DO THIS: Pick out each line of the records below that contains the string "statistics", matching case exactly, and copy those lines.

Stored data
══════════
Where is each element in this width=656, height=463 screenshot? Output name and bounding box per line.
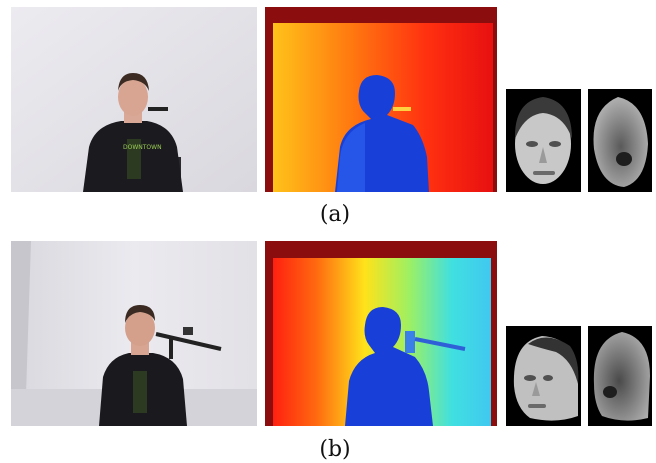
svg-text:DOWNTOWN: DOWNTOWN	[123, 144, 162, 151]
caption-b: (b)	[319, 437, 351, 462]
rgb-photo-b	[11, 241, 257, 426]
depth-map-a	[265, 7, 497, 192]
depth-map-b	[265, 241, 497, 426]
face-crop-rgb-b	[506, 326, 581, 426]
rgb-photo-a: DOWNTOWN	[11, 7, 257, 192]
face-crop-depth-b	[588, 326, 652, 426]
face-crop-depth-a	[588, 89, 652, 192]
caption-a: (a)	[319, 202, 351, 227]
face-crop-rgb-a	[506, 89, 581, 192]
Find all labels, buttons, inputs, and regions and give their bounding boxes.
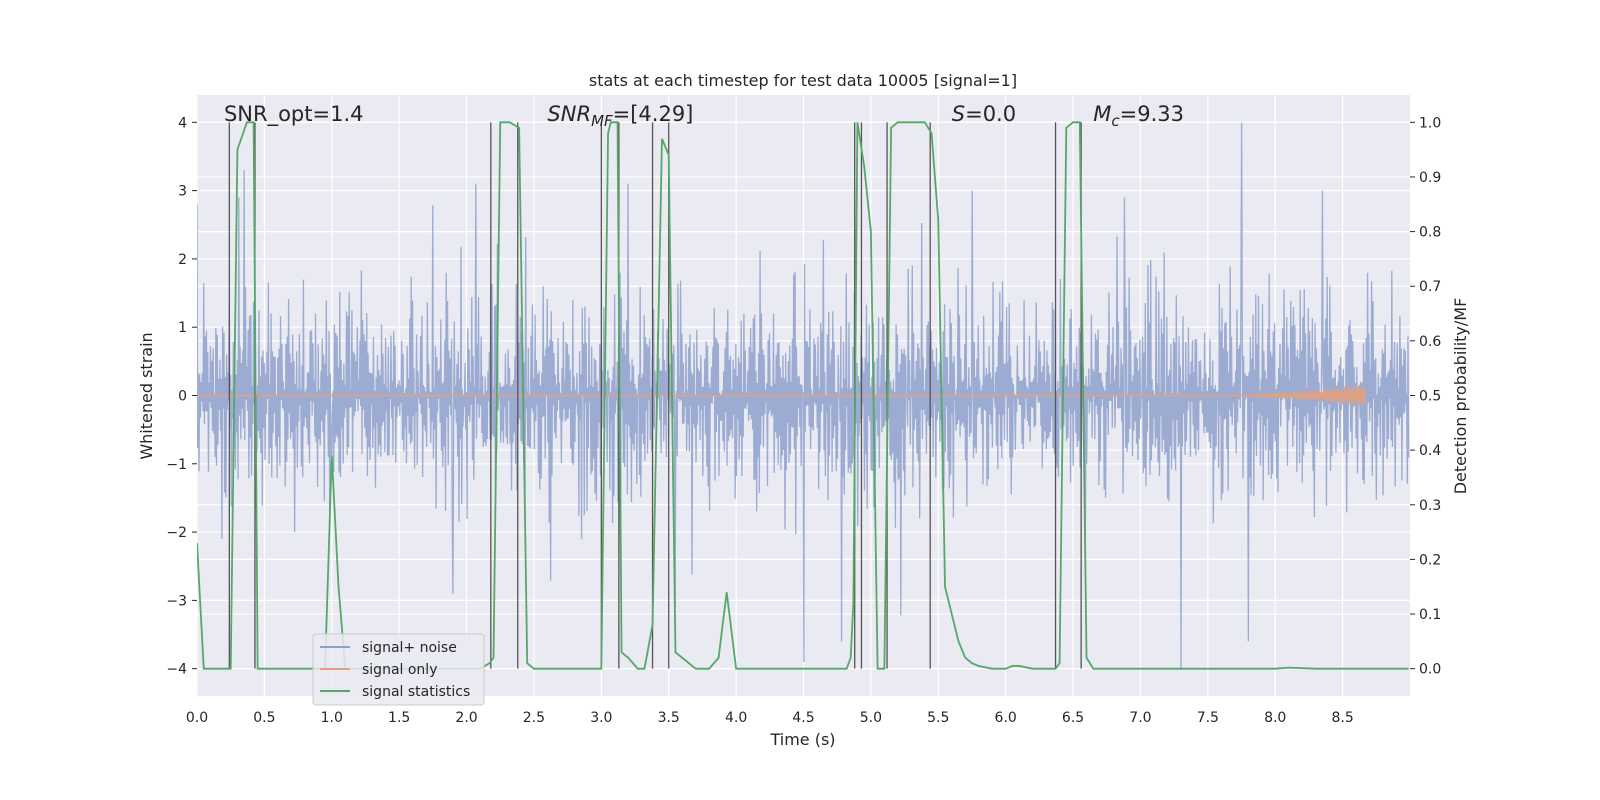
y-tick-label: −1 [166,457,187,473]
x-tick-label: 0.5 [253,710,275,726]
x-tick-label: 8.5 [1331,710,1353,726]
legend: signal+ noise signal only signal statist… [312,633,485,706]
x-tick-label: 8.0 [1264,710,1286,726]
annotation-snr-mf: SNRMF=[4.29] [547,102,693,130]
y-tick-label: −4 [166,662,187,678]
x-tick-label: 3.0 [590,710,612,726]
chart-title: stats at each timestep for test data 100… [589,71,1017,90]
y-right-tick-label: 0.2 [1419,552,1441,568]
x-tick-label: 1.0 [321,710,343,726]
x-tick-label: 1.5 [388,710,410,726]
y-tick-label: 3 [178,184,187,200]
x-tick-label: 7.5 [1197,710,1219,726]
x-tick-label: 2.5 [523,710,545,726]
y-right-tick-label: 0.5 [1419,389,1441,405]
x-tick-label: 5.0 [860,710,882,726]
legend-label-signal-only: signal only [362,662,437,678]
annotation-s-stat: S=0.0 [952,102,1016,126]
series-signal-noise [197,122,1410,669]
x-tick-label: 0.0 [186,710,208,726]
x-tick-label: 4.5 [792,710,814,726]
y-axis-right-label: Detection probability/MF [1451,298,1470,495]
y-tick-label: 0 [178,389,187,405]
x-tick-label: 5.5 [927,710,949,726]
y-tick-label: 2 [178,252,187,268]
y-right-tick-label: 0.8 [1419,225,1441,241]
signal-only-line [197,384,1367,407]
annotation-mc: Mc=9.33 [1093,102,1184,130]
y-right-tick-label: 0.0 [1419,662,1441,678]
x-tick-label: 6.0 [995,710,1017,726]
y-right-tick-label: 0.6 [1419,334,1441,350]
y-tick-label: −3 [166,593,187,609]
signal-noise-line [197,122,1410,669]
y-right-tick-label: 0.9 [1419,170,1441,186]
y-tick-label: −2 [166,525,187,541]
x-tick-label: 7.0 [1129,710,1151,726]
legend-label-signal-statistics: signal statistics [362,684,470,700]
series-signal-only [197,384,1367,407]
y-right-tick-label: 0.3 [1419,498,1441,514]
signal-statistics-line [197,121,1409,670]
series-signal-statistics [197,121,1409,670]
x-axis-ticks: 0.0 0.5 1.0 1.5 2.0 2.5 3.0 3.5 4.0 4.5 5.0 5.5 6.0 6… [186,710,1354,726]
y-tick-label: 1 [178,320,187,336]
y-axis-left-ticks: −4 −3 −2 −1 0 1 2 3 4 [166,115,197,678]
annotations: SNR_opt=1.4 SNRMF=[4.29] S=0.0 Mc=9.33 [224,102,1184,130]
y-axis-right-ticks: 0.0 0.1 0.2 0.3 0.4 0.5 0.6 0.7 0.8 0.9 1.0 [1410,115,1441,678]
y-right-tick-label: 0.1 [1419,607,1441,623]
y-right-tick-label: 1.0 [1419,115,1441,131]
x-tick-label: 4.0 [725,710,747,726]
x-tick-label: 6.5 [1062,710,1084,726]
annotation-snr-opt: SNR_opt=1.4 [224,102,364,127]
x-tick-label: 2.0 [455,710,477,726]
legend-box [312,633,485,706]
y-right-tick-label: 0.4 [1419,443,1441,459]
x-tick-label: 3.5 [658,710,680,726]
y-right-tick-label: 0.7 [1419,279,1441,295]
y-axis-label: Whitened strain [137,332,156,459]
y-tick-label: 4 [178,115,187,131]
legend-label-signal-noise: signal+ noise [362,640,457,656]
x-axis-label: Time (s) [769,730,835,749]
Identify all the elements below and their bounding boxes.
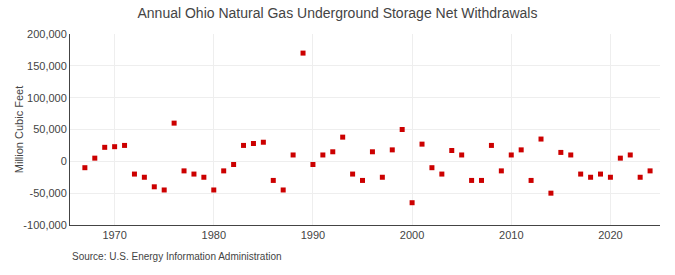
svg-text:2000: 2000	[400, 229, 424, 241]
svg-text:-100,000: -100,000	[23, 219, 66, 231]
svg-text:200,000: 200,000	[27, 28, 67, 40]
svg-text:50,000: 50,000	[33, 123, 67, 135]
svg-text:2020: 2020	[598, 229, 622, 241]
svg-text:Million Cubic Feet: Million Cubic Feet	[13, 86, 25, 173]
svg-text:2010: 2010	[499, 229, 523, 241]
svg-text:1980: 1980	[202, 229, 226, 241]
svg-text:Annual Ohio Natural Gas Underg: Annual Ohio Natural Gas Underground Stor…	[138, 5, 538, 21]
svg-text:1990: 1990	[301, 229, 325, 241]
svg-text:Source: U.S. Energy Informatio: Source: U.S. Energy Information Administ…	[72, 251, 282, 262]
svg-text:150,000: 150,000	[27, 60, 67, 72]
svg-text:-50,000: -50,000	[29, 187, 66, 199]
svg-text:0: 0	[61, 155, 67, 167]
svg-text:1970: 1970	[102, 229, 126, 241]
svg-text:100,000: 100,000	[27, 92, 67, 104]
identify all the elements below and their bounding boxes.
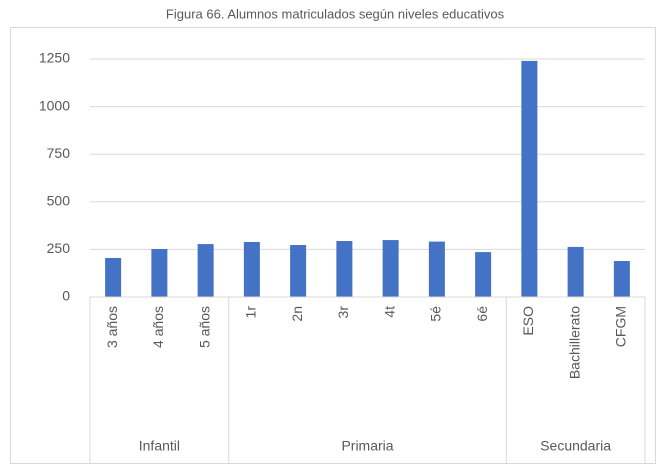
══════════
WRITTEN SOLUTION:
legend-label-signal-statistics: signal statistics [362,684,470,700]
signal-statistics-line [197,121,1409,670]
series-signal-statistics [197,121,1409,670]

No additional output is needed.